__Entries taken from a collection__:
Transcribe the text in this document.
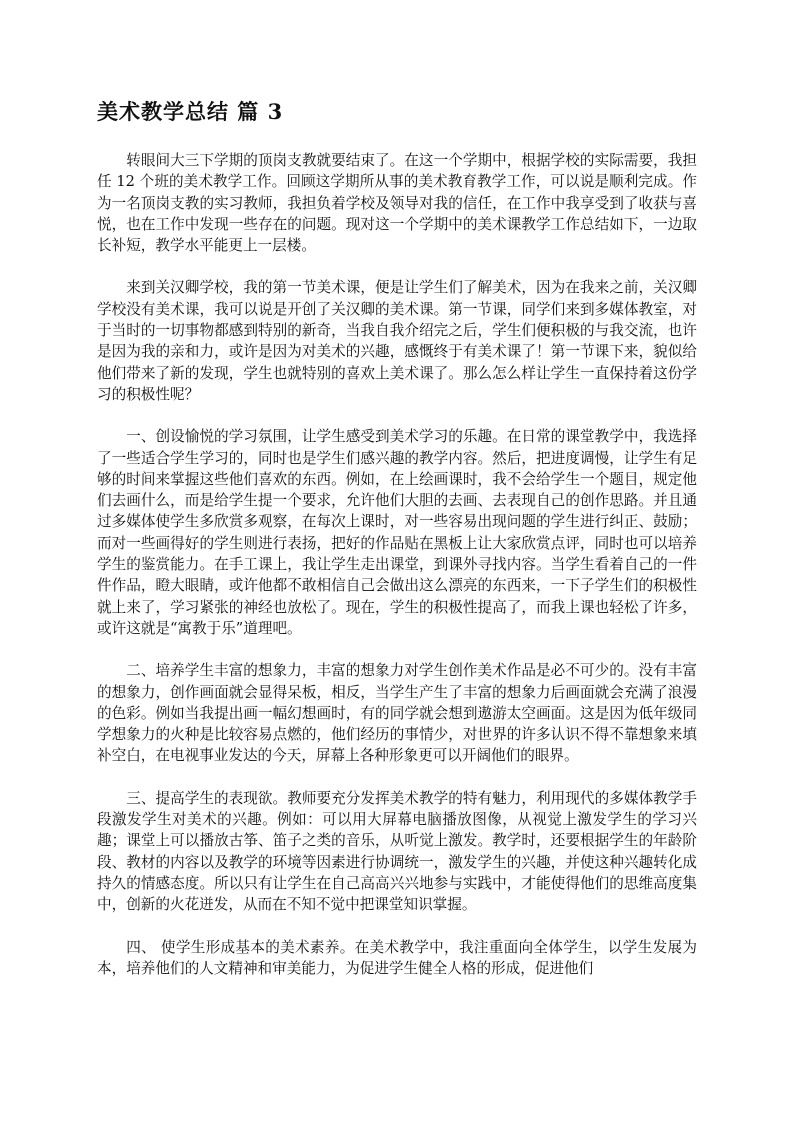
美术教学总结 篇 3

转眼间大三下学期的顶岗支教就要结束了。在这一个学期中，根据学校的实际需要，我担任 12 个班的美术教学工作。回顾这学期所从事的美术教育教学工作，可以说是顺利完成。作为一名顶岗支教的实习教师，我担负着学校及领导对我的信任，在工作中我享受到了收获与喜悦，也在工作中发现一些存在的问题。现对这一个学期中的美术课教学工作总结如下，一边取长补短，教学水平能更上一层楼。

来到关汉卿学校，我的第一节美术课，便是让学生们了解美术，因为在我来之前，关汉卿学校没有美术课，我可以说是开创了关汉卿的美术课。第一节课，同学们来到多媒体教室，对于当时的一切事物都感到特别的新奇，当我自我介绍完之后，学生们便积极的与我交流，也许是因为我的亲和力，或许是因为对美术的兴趣，感慨终于有美术课了！第一节课下来，貌似给他们带来了新的发现，学生也就特别的喜欢上美术课了。那么怎么样让学生一直保持着这份学习的积极性呢？

一、创设愉悦的学习氛围，让学生感受到美术学习的乐趣。在日常的课堂教学中，我选择了一些适合学生学习的，同时也是学生们感兴趣的教学内容。然后，把进度调慢，让学生有足够的时间来掌握这些他们喜欢的东西。例如，在上绘画课时，我不会给学生一个题目，规定他们去画什么，而是给学生提一个要求，允许他们大胆的去画、去表现自己的创作思路。并且通过多媒体使学生多欣赏多观察，在每次上课时，对一些容易出现问题的学生进行纠正、鼓励；而对一些画得好的学生则进行表扬，把好的作品贴在黑板上让大家欣赏点评，同时也可以培养学生的鉴赏能力。在手工课上，我让学生走出课堂，到课外寻找内容。当学生看着自己的一件件作品，瞪大眼睛，或许他都不敢相信自己会做出这么漂亮的东西来，一下子学生们的积极性就上来了，学习紧张的神经也放松了。现在，学生的积极性提高了，而我上课也轻松了许多，或许这就是“寓教于乐”道理吧。

二、培养学生丰富的想象力，丰富的想象力对学生创作美术作品是必不可少的。没有丰富的想象力，创作画面就会显得呆板，相反，当学生产生了丰富的想象力后画面就会充满了浪漫的色彩。例如当我提出画一幅幻想画时，有的同学就会想到遨游太空画面。这是因为低年级同学想象力的火种是比较容易点燃的，他们经历的事情少，对世界的许多认识不得不靠想象来填补空白，在电视事业发达的今天，屏幕上各种形象更可以开阔他们的眼界。

三、提高学生的表现欲。教师要充分发挥美术教学的特有魅力，利用现代的多媒体教学手段激发学生对美术的兴趣。例如：可以用大屏幕电脑播放图像，从视觉上激发学生的学习兴趣；课堂上可以播放古筝、笛子之类的音乐，从听觉上激发。教学时，还要根据学生的年龄阶段、教材的内容以及教学的环境等因素进行协调统一，激发学生的兴趣，并使这种兴趣转化成持久的情感态度。所以只有让学生在自己高高兴兴地参与实践中，才能使得他们的思维高度集中，创新的火花迸发，从而在不知不觉中把课堂知识掌握。

四、 使学生形成基本的美术素养。在美术教学中，我注重面向全体学生，以学生发展为本，培养他们的人文精神和审美能力，为促进学生健全人格的形成，促进他们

__To do__: Transcribe the listing above verbatim. Omit the pictures.

__Solution__:
Transcribe the text in this document.
美术教学总结 篇 3

转眼间大三下学期的顶岗支教就要结束了。在这一个学期中，根据学校的实际需要，我担任 12 个班的美术教学工作。回顾这学期所从事的美术教育教学工作，可以说是顺利完成。作为一名顶岗支教的实习教师，我担负着学校及领导对我的信任，在工作中我享受到了收获与喜悦，也在工作中发现一些存在的问题。现对这一个学期中的美术课教学工作总结如下，一边取长补短，教学水平能更上一层楼。

来到关汉卿学校，我的第一节美术课，便是让学生们了解美术，因为在我来之前，关汉卿学校没有美术课，我可以说是开创了关汉卿的美术课。第一节课，同学们来到多媒体教室，对于当时的一切事物都感到特别的新奇，当我自我介绍完之后，学生们便积极的与我交流，也许是因为我的亲和力，或许是因为对美术的兴趣，感慨终于有美术课了！第一节课下来，貌似给他们带来了新的发现，学生也就特别的喜欢上美术课了。那么怎么样让学生一直保持着这份学习的积极性呢？

一、创设愉悦的学习氛围，让学生感受到美术学习的乐趣。在日常的课堂教学中，我选择了一些适合学生学习的，同时也是学生们感兴趣的教学内容。然后，把进度调慢，让学生有足够的时间来掌握这些他们喜欢的东西。例如，在上绘画课时，我不会给学生一个题目，规定他们去画什么，而是给学生提一个要求，允许他们大胆的去画、去表现自己的创作思路。并且通过多媒体使学生多欣赏多观察，在每次上课时，对一些容易出现问题的学生进行纠正、鼓励；而对一些画得好的学生则进行表扬，把好的作品贴在黑板上让大家欣赏点评，同时也可以培养学生的鉴赏能力。在手工课上，我让学生走出课堂，到课外寻找内容。当学生看着自己的一件件作品，瞪大眼睛，或许他都不敢相信自己会做出这么漂亮的东西来，一下子学生们的积极性就上来了，学习紧张的神经也放松了。现在，学生的积极性提高了，而我上课也轻松了许多，或许这就是“寓教于乐”道理吧。

二、培养学生丰富的想象力，丰富的想象力对学生创作美术作品是必不可少的。没有丰富的想象力，创作画面就会显得呆板，相反，当学生产生了丰富的想象力后画面就会充满了浪漫的色彩。例如当我提出画一幅幻想画时，有的同学就会想到遨游太空画面。这是因为低年级同学想象力的火种是比较容易点燃的，他们经历的事情少，对世界的许多认识不得不靠想象来填补空白，在电视事业发达的今天，屏幕上各种形象更可以开阔他们的眼界。

三、提高学生的表现欲。教师要充分发挥美术教学的特有魅力，利用现代的多媒体教学手段激发学生对美术的兴趣。例如：可以用大屏幕电脑播放图像，从视觉上激发学生的学习兴趣；课堂上可以播放古筝、笛子之类的音乐，从听觉上激发。教学时，还要根据学生的年龄阶段、教材的内容以及教学的环境等因素进行协调统一，激发学生的兴趣，并使这种兴趣转化成持久的情感态度。所以只有让学生在自己高高兴兴地参与实践中，才能使得他们的思维高度集中，创新的火花迸发，从而在不知不觉中把课堂知识掌握。

四、 使学生形成基本的美术素养。在美术教学中，我注重面向全体学生，以学生发展为本，培养他们的人文精神和审美能力，为促进学生健全人格的形成，促进他们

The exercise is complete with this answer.